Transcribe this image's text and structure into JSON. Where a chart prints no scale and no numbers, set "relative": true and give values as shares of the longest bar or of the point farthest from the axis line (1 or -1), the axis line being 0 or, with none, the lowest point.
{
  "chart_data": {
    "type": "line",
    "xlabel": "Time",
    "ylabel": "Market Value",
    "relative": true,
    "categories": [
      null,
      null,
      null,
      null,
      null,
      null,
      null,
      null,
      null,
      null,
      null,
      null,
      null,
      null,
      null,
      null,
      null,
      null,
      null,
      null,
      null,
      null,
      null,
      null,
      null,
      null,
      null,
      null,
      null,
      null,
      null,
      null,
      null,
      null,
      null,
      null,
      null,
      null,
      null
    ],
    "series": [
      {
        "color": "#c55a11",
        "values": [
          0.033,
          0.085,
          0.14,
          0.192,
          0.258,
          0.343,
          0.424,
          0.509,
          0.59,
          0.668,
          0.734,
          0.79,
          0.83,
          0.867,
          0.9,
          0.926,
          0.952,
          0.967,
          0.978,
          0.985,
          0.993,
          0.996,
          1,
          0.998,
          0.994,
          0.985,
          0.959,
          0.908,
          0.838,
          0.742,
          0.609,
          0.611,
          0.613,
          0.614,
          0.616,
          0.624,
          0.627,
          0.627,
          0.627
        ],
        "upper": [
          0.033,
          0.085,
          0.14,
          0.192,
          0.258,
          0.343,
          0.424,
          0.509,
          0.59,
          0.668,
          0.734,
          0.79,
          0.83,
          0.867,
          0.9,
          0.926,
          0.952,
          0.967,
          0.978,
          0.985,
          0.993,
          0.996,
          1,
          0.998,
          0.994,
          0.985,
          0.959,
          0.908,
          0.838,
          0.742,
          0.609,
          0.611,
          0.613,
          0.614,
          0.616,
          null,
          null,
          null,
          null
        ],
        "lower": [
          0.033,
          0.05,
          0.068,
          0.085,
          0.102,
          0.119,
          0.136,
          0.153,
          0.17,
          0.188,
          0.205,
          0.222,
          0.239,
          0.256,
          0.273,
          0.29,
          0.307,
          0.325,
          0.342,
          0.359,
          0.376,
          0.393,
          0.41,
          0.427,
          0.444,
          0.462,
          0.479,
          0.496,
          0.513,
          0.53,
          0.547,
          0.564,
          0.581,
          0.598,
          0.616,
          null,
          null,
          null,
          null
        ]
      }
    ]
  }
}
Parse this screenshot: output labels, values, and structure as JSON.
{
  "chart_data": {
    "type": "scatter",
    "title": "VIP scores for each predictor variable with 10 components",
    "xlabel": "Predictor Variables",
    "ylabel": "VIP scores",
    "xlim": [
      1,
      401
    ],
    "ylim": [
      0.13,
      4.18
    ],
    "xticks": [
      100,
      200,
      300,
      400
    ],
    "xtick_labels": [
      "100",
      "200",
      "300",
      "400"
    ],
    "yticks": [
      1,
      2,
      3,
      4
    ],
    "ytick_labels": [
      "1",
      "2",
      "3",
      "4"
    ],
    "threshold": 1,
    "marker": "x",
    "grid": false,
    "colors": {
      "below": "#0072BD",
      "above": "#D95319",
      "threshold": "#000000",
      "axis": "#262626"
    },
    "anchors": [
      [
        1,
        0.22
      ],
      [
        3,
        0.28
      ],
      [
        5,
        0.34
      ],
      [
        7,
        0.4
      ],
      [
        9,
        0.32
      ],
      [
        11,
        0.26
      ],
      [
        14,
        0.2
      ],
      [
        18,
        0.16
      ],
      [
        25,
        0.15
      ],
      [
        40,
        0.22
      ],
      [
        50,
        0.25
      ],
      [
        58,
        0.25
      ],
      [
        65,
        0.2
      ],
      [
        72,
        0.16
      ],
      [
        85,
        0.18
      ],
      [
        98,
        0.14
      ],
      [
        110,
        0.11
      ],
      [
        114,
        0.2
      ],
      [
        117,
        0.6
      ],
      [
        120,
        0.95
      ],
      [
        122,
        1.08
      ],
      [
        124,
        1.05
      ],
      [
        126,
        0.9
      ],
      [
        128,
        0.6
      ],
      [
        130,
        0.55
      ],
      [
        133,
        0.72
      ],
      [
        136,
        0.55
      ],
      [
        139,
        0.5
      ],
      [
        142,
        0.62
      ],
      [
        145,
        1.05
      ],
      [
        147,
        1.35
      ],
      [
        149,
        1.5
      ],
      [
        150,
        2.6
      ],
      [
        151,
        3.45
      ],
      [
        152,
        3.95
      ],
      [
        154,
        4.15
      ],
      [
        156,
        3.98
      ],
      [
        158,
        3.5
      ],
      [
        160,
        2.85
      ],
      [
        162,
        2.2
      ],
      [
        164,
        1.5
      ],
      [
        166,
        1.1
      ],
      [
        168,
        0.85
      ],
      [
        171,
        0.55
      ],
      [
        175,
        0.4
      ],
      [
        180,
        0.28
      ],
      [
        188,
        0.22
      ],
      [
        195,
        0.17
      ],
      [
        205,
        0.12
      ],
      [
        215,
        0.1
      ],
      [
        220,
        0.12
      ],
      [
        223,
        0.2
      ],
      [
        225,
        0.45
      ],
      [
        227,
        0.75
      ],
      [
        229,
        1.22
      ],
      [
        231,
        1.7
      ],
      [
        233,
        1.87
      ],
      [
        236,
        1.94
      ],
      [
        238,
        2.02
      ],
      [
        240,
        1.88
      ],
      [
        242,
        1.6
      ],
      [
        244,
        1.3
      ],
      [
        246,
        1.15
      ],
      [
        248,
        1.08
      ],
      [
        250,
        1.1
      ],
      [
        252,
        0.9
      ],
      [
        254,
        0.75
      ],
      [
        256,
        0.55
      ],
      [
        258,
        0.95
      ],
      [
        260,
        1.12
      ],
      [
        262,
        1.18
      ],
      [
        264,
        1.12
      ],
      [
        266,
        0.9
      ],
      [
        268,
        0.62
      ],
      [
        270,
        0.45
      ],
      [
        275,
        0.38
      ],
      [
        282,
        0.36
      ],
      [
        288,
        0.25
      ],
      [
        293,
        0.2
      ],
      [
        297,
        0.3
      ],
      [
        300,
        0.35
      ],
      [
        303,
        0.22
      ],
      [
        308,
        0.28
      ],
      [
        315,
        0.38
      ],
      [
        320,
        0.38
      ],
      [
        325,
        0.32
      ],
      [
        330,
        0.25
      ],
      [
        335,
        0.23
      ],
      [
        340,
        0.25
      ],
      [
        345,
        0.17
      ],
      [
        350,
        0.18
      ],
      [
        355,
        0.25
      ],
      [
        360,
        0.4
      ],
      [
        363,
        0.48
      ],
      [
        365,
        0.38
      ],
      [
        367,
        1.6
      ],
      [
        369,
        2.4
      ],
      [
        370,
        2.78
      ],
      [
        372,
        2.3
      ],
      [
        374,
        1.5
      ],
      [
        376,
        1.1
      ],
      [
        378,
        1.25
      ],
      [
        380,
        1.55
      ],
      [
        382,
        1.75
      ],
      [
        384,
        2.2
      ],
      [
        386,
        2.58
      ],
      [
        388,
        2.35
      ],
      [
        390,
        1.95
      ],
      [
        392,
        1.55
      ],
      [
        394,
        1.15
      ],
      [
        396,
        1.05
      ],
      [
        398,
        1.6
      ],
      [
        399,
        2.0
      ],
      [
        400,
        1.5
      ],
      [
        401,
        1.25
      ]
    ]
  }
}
■ ■ ■
** Goal **
Each line of the listing should be echoed back exactly.

** Solution to this problem **
Transcribe this image's text and structure into JSON. Where a chart prints no scale and no numbers, set "relative": true and give values as shares of the longest bar or of the point farthest from the axis line (1 or -1), the axis line being 0 or, with none, the lowest point.
{
  "chart_data": {
    "type": "line",
    "xlabel": "Time",
    "ylabel": "Market Value",
    "relative": true,
    "categories": [
      null,
      null,
      null,
      null,
      null,
      null,
      null,
      null,
      null,
      null,
      null,
      null,
      null,
      null,
      null,
      null,
      null,
      null,
      null,
      null,
      null,
      null,
      null,
      null,
      null,
      null,
      null,
      null,
      null,
      null,
      null,
      null,
      null,
      null,
      null,
      null,
      null,
      null,
      null
    ],
    "series": [
      {
        "color": "#c55a11",
        "values": [
          0.033,
          0.085,
          0.14,
          0.192,
          0.258,
          0.343,
          0.424,
          0.509,
          0.59,
          0.668,
          0.734,
          0.79,
          0.83,
          0.867,
          0.9,
          0.926,
          0.952,
          0.967,
          0.978,
          0.985,
          0.993,
          0.996,
          1,
          0.998,
          0.994,
          0.985,
          0.959,
          0.908,
          0.838,
          0.742,
          0.609,
          0.611,
          0.613,
          0.614,
          0.616,
          0.624,
          0.627,
          0.627,
          0.627
        ],
        "upper": [
          0.033,
          0.085,
          0.14,
          0.192,
          0.258,
          0.343,
          0.424,
          0.509,
          0.59,
          0.668,
          0.734,
          0.79,
          0.83,
          0.867,
          0.9,
          0.926,
          0.952,
          0.967,
          0.978,
          0.985,
          0.993,
          0.996,
          1,
          0.998,
          0.994,
          0.985,
          0.959,
          0.908,
          0.838,
          0.742,
          0.609,
          0.611,
          0.613,
          0.614,
          0.616,
          null,
          null,
          null,
          null
        ],
        "lower": [
          0.033,
          0.05,
          0.068,
          0.085,
          0.102,
          0.119,
          0.136,
          0.153,
          0.17,
          0.188,
          0.205,
          0.222,
          0.239,
          0.256,
          0.273,
          0.29,
          0.307,
          0.325,
          0.342,
          0.359,
          0.376,
          0.393,
          0.41,
          0.427,
          0.444,
          0.462,
          0.479,
          0.496,
          0.513,
          0.53,
          0.547,
          0.564,
          0.581,
          0.598,
          0.616,
          null,
          null,
          null,
          null
        ]
      }
    ]
  }
}
Parse this screenshot: output labels, values, and structure as JSON.
{
  "chart_data": {
    "type": "scatter",
    "title": "VIP scores for each predictor variable with 10 components",
    "xlabel": "Predictor Variables",
    "ylabel": "VIP scores",
    "xlim": [
      1,
      401
    ],
    "ylim": [
      0.13,
      4.18
    ],
    "xticks": [
      100,
      200,
      300,
      400
    ],
    "xtick_labels": [
      "100",
      "200",
      "300",
      "400"
    ],
    "yticks": [
      1,
      2,
      3,
      4
    ],
    "ytick_labels": [
      "1",
      "2",
      "3",
      "4"
    ],
    "threshold": 1,
    "marker": "x",
    "grid": false,
    "colors": {
      "below": "#0072BD",
      "above": "#D95319",
      "threshold": "#000000",
      "axis": "#262626"
    },
    "anchors": [
      [
        1,
        0.22
      ],
      [
        3,
        0.28
      ],
      [
        5,
        0.34
      ],
      [
        7,
        0.4
      ],
      [
        9,
        0.32
      ],
      [
        11,
        0.26
      ],
      [
        14,
        0.2
      ],
      [
        18,
        0.16
      ],
      [
        25,
        0.15
      ],
      [
        40,
        0.22
      ],
      [
        50,
        0.25
      ],
      [
        58,
        0.25
      ],
      [
        65,
        0.2
      ],
      [
        72,
        0.16
      ],
      [
        85,
        0.18
      ],
      [
        98,
        0.14
      ],
      [
        110,
        0.11
      ],
      [
        114,
        0.2
      ],
      [
        117,
        0.6
      ],
      [
        120,
        0.95
      ],
      [
        122,
        1.08
      ],
      [
        124,
        1.05
      ],
      [
        126,
        0.9
      ],
      [
        128,
        0.6
      ],
      [
        130,
        0.55
      ],
      [
        133,
        0.72
      ],
      [
        136,
        0.55
      ],
      [
        139,
        0.5
      ],
      [
        142,
        0.62
      ],
      [
        145,
        1.05
      ],
      [
        147,
        1.35
      ],
      [
        149,
        1.5
      ],
      [
        150,
        2.6
      ],
      [
        151,
        3.45
      ],
      [
        152,
        3.95
      ],
      [
        154,
        4.15
      ],
      [
        156,
        3.98
      ],
      [
        158,
        3.5
      ],
      [
        160,
        2.85
      ],
      [
        162,
        2.2
      ],
      [
        164,
        1.5
      ],
      [
        166,
        1.1
      ],
      [
        168,
        0.85
      ],
      [
        171,
        0.55
      ],
      [
        175,
        0.4
      ],
      [
        180,
        0.28
      ],
      [
        188,
        0.22
      ],
      [
        195,
        0.17
      ],
      [
        205,
        0.12
      ],
      [
        215,
        0.1
      ],
      [
        220,
        0.12
      ],
      [
        223,
        0.2
      ],
      [
        225,
        0.45
      ],
      [
        227,
        0.75
      ],
      [
        229,
        1.22
      ],
      [
        231,
        1.7
      ],
      [
        233,
        1.87
      ],
      [
        236,
        1.94
      ],
      [
        238,
        2.02
      ],
      [
        240,
        1.88
      ],
      [
        242,
        1.6
      ],
      [
        244,
        1.3
      ],
      [
        246,
        1.15
      ],
      [
        248,
        1.08
      ],
      [
        250,
        1.1
      ],
      [
        252,
        0.9
      ],
      [
        254,
        0.75
      ],
      [
        256,
        0.55
      ],
      [
        258,
        0.95
      ],
      [
        260,
        1.12
      ],
      [
        262,
        1.18
      ],
      [
        264,
        1.12
      ],
      [
        266,
        0.9
      ],
      [
        268,
        0.62
      ],
      [
        270,
        0.45
      ],
      [
        275,
        0.38
      ],
      [
        282,
        0.36
      ],
      [
        288,
        0.25
      ],
      [
        293,
        0.2
      ],
      [
        297,
        0.3
      ],
      [
        300,
        0.35
      ],
      [
        303,
        0.22
      ],
      [
        308,
        0.28
      ],
      [
        315,
        0.38
      ],
      [
        320,
        0.38
      ],
      [
        325,
        0.32
      ],
      [
        330,
        0.25
      ],
      [
        335,
        0.23
      ],
      [
        340,
        0.25
      ],
      [
        345,
        0.17
      ],
      [
        350,
        0.18
      ],
      [
        355,
        0.25
      ],
      [
        360,
        0.4
      ],
      [
        363,
        0.48
      ],
      [
        365,
        0.38
      ],
      [
        367,
        1.6
      ],
      [
        369,
        2.4
      ],
      [
        370,
        2.78
      ],
      [
        372,
        2.3
      ],
      [
        374,
        1.5
      ],
      [
        376,
        1.1
      ],
      [
        378,
        1.25
      ],
      [
        380,
        1.55
      ],
      [
        382,
        1.75
      ],
      [
        384,
        2.2
      ],
      [
        386,
        2.58
      ],
      [
        388,
        2.35
      ],
      [
        390,
        1.95
      ],
      [
        392,
        1.55
      ],
      [
        394,
        1.15
      ],
      [
        396,
        1.05
      ],
      [
        398,
        1.6
      ],
      [
        399,
        2.0
      ],
      [
        400,
        1.5
      ],
      [
        401,
        1.25
      ]
    ]
  }
}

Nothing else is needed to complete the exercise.